_Stored data:_
"""
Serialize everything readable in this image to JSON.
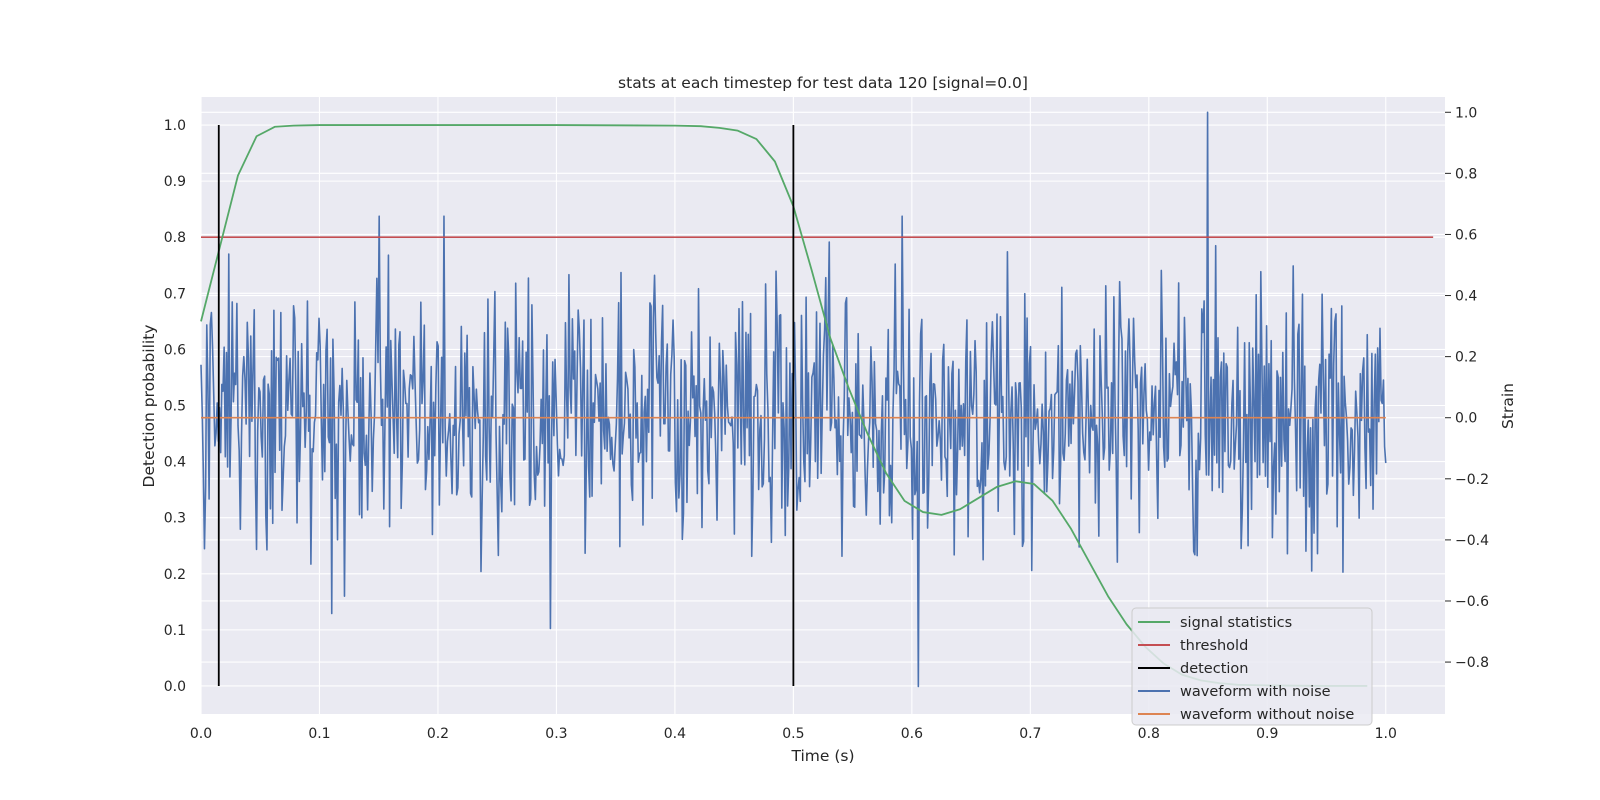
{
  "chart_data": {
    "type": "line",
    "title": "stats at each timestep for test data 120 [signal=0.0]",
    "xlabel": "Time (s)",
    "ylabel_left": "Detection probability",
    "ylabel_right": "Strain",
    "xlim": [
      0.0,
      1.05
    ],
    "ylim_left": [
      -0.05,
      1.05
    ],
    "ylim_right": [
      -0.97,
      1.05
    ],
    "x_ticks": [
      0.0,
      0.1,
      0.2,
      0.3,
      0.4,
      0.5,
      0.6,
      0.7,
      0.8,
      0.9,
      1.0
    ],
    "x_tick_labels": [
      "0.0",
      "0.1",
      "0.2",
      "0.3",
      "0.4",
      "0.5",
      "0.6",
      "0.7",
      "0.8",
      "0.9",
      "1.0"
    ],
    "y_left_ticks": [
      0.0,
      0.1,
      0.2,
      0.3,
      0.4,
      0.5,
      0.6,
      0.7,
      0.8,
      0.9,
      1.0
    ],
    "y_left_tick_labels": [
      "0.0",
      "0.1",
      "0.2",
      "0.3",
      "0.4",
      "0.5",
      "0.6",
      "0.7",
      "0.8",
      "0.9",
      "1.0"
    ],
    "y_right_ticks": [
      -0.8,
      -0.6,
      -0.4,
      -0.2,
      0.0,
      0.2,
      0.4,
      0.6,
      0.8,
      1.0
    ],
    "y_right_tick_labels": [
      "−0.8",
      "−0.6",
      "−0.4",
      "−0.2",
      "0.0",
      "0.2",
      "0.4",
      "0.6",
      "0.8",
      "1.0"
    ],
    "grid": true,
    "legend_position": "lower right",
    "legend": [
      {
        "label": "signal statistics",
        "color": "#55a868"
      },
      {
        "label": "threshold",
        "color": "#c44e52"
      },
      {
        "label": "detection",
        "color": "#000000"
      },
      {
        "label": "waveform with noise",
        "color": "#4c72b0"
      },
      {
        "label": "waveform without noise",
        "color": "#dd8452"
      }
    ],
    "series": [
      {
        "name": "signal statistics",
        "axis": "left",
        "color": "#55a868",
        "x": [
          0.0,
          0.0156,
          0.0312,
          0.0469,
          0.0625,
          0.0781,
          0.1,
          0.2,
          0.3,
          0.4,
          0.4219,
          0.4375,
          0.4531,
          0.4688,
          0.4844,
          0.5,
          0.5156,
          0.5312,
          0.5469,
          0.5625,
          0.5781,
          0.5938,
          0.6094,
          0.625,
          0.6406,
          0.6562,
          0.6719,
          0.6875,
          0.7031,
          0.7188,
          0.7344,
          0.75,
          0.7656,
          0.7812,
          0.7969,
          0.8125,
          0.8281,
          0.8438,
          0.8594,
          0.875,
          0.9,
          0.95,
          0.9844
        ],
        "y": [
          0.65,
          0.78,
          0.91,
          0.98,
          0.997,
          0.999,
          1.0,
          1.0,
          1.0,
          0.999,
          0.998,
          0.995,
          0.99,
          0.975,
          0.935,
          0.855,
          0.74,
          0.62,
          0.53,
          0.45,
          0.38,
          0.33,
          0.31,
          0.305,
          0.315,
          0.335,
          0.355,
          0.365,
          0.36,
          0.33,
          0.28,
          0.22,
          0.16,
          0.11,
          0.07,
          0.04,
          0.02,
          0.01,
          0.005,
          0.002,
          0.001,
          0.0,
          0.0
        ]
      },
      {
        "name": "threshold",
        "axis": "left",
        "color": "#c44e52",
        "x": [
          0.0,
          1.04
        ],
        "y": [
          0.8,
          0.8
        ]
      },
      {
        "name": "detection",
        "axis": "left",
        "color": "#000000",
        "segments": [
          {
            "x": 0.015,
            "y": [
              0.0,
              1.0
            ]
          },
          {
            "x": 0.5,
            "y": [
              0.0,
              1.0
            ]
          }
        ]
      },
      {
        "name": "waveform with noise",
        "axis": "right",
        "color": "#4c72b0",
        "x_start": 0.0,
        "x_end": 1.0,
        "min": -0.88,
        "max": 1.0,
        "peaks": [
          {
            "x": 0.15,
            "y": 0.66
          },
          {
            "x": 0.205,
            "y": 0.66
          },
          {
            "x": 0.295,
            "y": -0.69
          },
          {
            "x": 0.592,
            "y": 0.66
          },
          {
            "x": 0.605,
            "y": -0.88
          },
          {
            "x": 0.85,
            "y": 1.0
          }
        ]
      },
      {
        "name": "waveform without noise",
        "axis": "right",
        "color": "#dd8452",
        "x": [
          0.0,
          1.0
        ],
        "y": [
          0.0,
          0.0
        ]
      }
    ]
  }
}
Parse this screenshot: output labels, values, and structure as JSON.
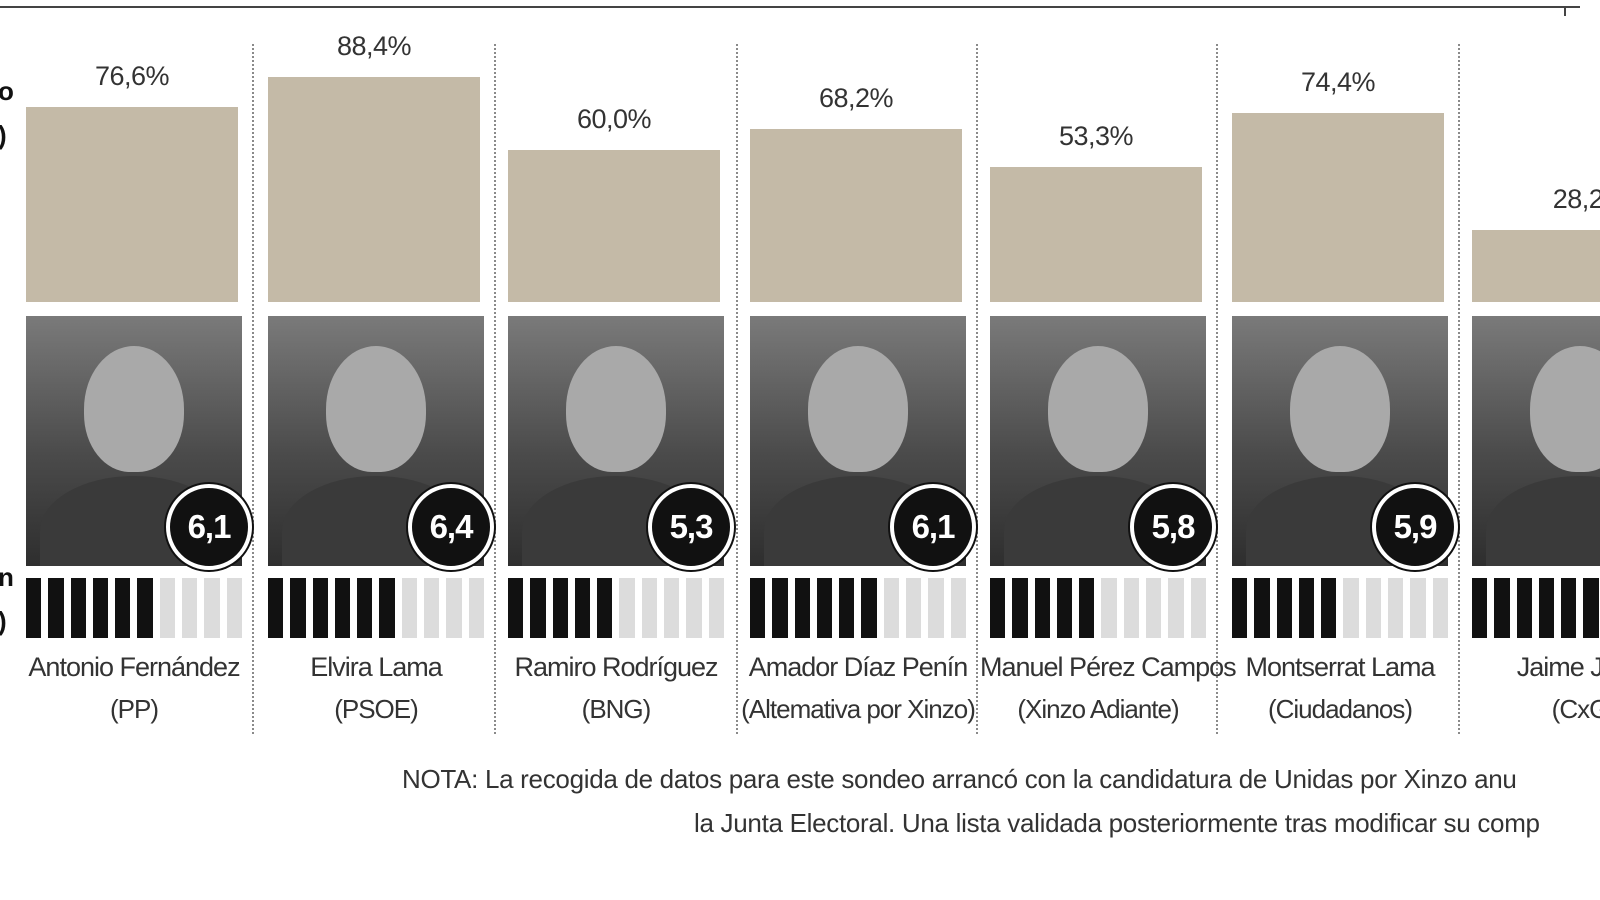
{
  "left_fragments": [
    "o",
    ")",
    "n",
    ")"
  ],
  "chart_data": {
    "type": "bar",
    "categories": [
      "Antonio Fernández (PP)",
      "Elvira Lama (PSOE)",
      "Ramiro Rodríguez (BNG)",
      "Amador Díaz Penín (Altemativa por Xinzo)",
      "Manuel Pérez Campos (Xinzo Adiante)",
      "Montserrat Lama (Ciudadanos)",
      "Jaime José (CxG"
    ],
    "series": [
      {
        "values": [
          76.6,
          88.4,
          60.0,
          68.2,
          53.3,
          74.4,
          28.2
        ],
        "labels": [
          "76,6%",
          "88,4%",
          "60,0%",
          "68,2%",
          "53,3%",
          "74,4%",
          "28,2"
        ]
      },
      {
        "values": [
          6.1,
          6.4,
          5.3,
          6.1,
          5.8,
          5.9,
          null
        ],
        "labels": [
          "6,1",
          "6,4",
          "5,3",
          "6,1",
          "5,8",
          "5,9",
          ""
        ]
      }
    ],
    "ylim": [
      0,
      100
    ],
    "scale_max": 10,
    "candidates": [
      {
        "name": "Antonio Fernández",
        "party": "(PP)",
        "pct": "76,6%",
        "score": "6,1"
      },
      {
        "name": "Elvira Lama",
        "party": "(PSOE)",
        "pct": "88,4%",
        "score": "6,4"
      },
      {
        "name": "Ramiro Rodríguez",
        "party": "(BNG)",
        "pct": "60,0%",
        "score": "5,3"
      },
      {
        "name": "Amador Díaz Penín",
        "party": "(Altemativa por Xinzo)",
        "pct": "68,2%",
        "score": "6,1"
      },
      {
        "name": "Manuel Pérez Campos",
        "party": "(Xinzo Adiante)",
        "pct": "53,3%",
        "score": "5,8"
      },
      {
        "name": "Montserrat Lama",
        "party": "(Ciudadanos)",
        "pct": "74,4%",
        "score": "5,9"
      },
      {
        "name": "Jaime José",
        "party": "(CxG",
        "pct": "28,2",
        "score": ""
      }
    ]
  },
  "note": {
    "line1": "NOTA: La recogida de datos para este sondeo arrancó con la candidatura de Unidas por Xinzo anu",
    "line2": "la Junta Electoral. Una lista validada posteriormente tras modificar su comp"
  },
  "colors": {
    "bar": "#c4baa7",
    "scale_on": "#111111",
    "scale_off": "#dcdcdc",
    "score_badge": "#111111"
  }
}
"""
_Objective:_
Leave the pictures out, and transcribe each of the records exactly.

_Output of the task:_
Serialize everything readable in this image to JSON.
{
  "chart_data": {
    "type": "line",
    "title": "stats at each timestep for test data 120 [signal=0.0]",
    "xlabel": "Time (s)",
    "ylabel_left": "Detection probability",
    "ylabel_right": "Strain",
    "xlim": [
      0.0,
      1.05
    ],
    "ylim_left": [
      -0.05,
      1.05
    ],
    "ylim_right": [
      -0.97,
      1.05
    ],
    "x_ticks": [
      0.0,
      0.1,
      0.2,
      0.3,
      0.4,
      0.5,
      0.6,
      0.7,
      0.8,
      0.9,
      1.0
    ],
    "x_tick_labels": [
      "0.0",
      "0.1",
      "0.2",
      "0.3",
      "0.4",
      "0.5",
      "0.6",
      "0.7",
      "0.8",
      "0.9",
      "1.0"
    ],
    "y_left_ticks": [
      0.0,
      0.1,
      0.2,
      0.3,
      0.4,
      0.5,
      0.6,
      0.7,
      0.8,
      0.9,
      1.0
    ],
    "y_left_tick_labels": [
      "0.0",
      "0.1",
      "0.2",
      "0.3",
      "0.4",
      "0.5",
      "0.6",
      "0.7",
      "0.8",
      "0.9",
      "1.0"
    ],
    "y_right_ticks": [
      -0.8,
      -0.6,
      -0.4,
      -0.2,
      0.0,
      0.2,
      0.4,
      0.6,
      0.8,
      1.0
    ],
    "y_right_tick_labels": [
      "−0.8",
      "−0.6",
      "−0.4",
      "−0.2",
      "0.0",
      "0.2",
      "0.4",
      "0.6",
      "0.8",
      "1.0"
    ],
    "grid": true,
    "legend_position": "lower right",
    "legend": [
      {
        "label": "signal statistics",
        "color": "#55a868"
      },
      {
        "label": "threshold",
        "color": "#c44e52"
      },
      {
        "label": "detection",
        "color": "#000000"
      },
      {
        "label": "waveform with noise",
        "color": "#4c72b0"
      },
      {
        "label": "waveform without noise",
        "color": "#dd8452"
      }
    ],
    "series": [
      {
        "name": "signal statistics",
        "axis": "left",
        "color": "#55a868",
        "x": [
          0.0,
          0.0156,
          0.0312,
          0.0469,
          0.0625,
          0.0781,
          0.1,
          0.2,
          0.3,
          0.4,
          0.4219,
          0.4375,
          0.4531,
          0.4688,
          0.4844,
          0.5,
          0.5156,
          0.5312,
          0.5469,
          0.5625,
          0.5781,
          0.5938,
          0.6094,
          0.625,
          0.6406,
          0.6562,
          0.6719,
          0.6875,
          0.7031,
          0.7188,
          0.7344,
          0.75,
          0.7656,
          0.7812,
          0.7969,
          0.8125,
          0.8281,
          0.8438,
          0.8594,
          0.875,
          0.9,
          0.95,
          0.9844
        ],
        "y": [
          0.65,
          0.78,
          0.91,
          0.98,
          0.997,
          0.999,
          1.0,
          1.0,
          1.0,
          0.999,
          0.998,
          0.995,
          0.99,
          0.975,
          0.935,
          0.855,
          0.74,
          0.62,
          0.53,
          0.45,
          0.38,
          0.33,
          0.31,
          0.305,
          0.315,
          0.335,
          0.355,
          0.365,
          0.36,
          0.33,
          0.28,
          0.22,
          0.16,
          0.11,
          0.07,
          0.04,
          0.02,
          0.01,
          0.005,
          0.002,
          0.001,
          0.0,
          0.0
        ]
      },
      {
        "name": "threshold",
        "axis": "left",
        "color": "#c44e52",
        "x": [
          0.0,
          1.04
        ],
        "y": [
          0.8,
          0.8
        ]
      },
      {
        "name": "detection",
        "axis": "left",
        "color": "#000000",
        "segments": [
          {
            "x": 0.015,
            "y": [
              0.0,
              1.0
            ]
          },
          {
            "x": 0.5,
            "y": [
              0.0,
              1.0
            ]
          }
        ]
      },
      {
        "name": "waveform with noise",
        "axis": "right",
        "color": "#4c72b0",
        "x_start": 0.0,
        "x_end": 1.0,
        "min": -0.88,
        "max": 1.0,
        "peaks": [
          {
            "x": 0.15,
            "y": 0.66
          },
          {
            "x": 0.205,
            "y": 0.66
          },
          {
            "x": 0.295,
            "y": -0.69
          },
          {
            "x": 0.592,
            "y": 0.66
          },
          {
            "x": 0.605,
            "y": -0.88
          },
          {
            "x": 0.85,
            "y": 1.0
          }
        ]
      },
      {
        "name": "waveform without noise",
        "axis": "right",
        "color": "#dd8452",
        "x": [
          0.0,
          1.0
        ],
        "y": [
          0.0,
          0.0
        ]
      }
    ]
  }
}
Parse this screenshot: output labels, values, and structure as JSON.
{
  "left_fragments": [
    "o",
    ")",
    "n",
    ")"
  ],
  "chart_data": {
    "type": "bar",
    "categories": [
      "Antonio Fernández (PP)",
      "Elvira Lama (PSOE)",
      "Ramiro Rodríguez (BNG)",
      "Amador Díaz Penín (Altemativa por Xinzo)",
      "Manuel Pérez Campos (Xinzo Adiante)",
      "Montserrat Lama (Ciudadanos)",
      "Jaime José (CxG"
    ],
    "series": [
      {
        "values": [
          76.6,
          88.4,
          60.0,
          68.2,
          53.3,
          74.4,
          28.2
        ],
        "labels": [
          "76,6%",
          "88,4%",
          "60,0%",
          "68,2%",
          "53,3%",
          "74,4%",
          "28,2"
        ]
      },
      {
        "values": [
          6.1,
          6.4,
          5.3,
          6.1,
          5.8,
          5.9,
          null
        ],
        "labels": [
          "6,1",
          "6,4",
          "5,3",
          "6,1",
          "5,8",
          "5,9",
          ""
        ]
      }
    ],
    "ylim": [
      0,
      100
    ],
    "scale_max": 10,
    "candidates": [
      {
        "name": "Antonio Fernández",
        "party": "(PP)",
        "pct": "76,6%",
        "score": "6,1"
      },
      {
        "name": "Elvira Lama",
        "party": "(PSOE)",
        "pct": "88,4%",
        "score": "6,4"
      },
      {
        "name": "Ramiro Rodríguez",
        "party": "(BNG)",
        "pct": "60,0%",
        "score": "5,3"
      },
      {
        "name": "Amador Díaz Penín",
        "party": "(Altemativa por Xinzo)",
        "pct": "68,2%",
        "score": "6,1"
      },
      {
        "name": "Manuel Pérez Campos",
        "party": "(Xinzo Adiante)",
        "pct": "53,3%",
        "score": "5,8"
      },
      {
        "name": "Montserrat Lama",
        "party": "(Ciudadanos)",
        "pct": "74,4%",
        "score": "5,9"
      },
      {
        "name": "Jaime José",
        "party": "(CxG",
        "pct": "28,2",
        "score": ""
      }
    ]
  },
  "note": {
    "line1": "NOTA: La recogida de datos para este sondeo arrancó con la candidatura de Unidas por Xinzo anu",
    "line2": "la Junta Electoral. Una lista validada posteriormente tras modificar su comp"
  },
  "colors": {
    "bar": "#c4baa7",
    "scale_on": "#111111",
    "scale_off": "#dcdcdc",
    "score_badge": "#111111"
  }
}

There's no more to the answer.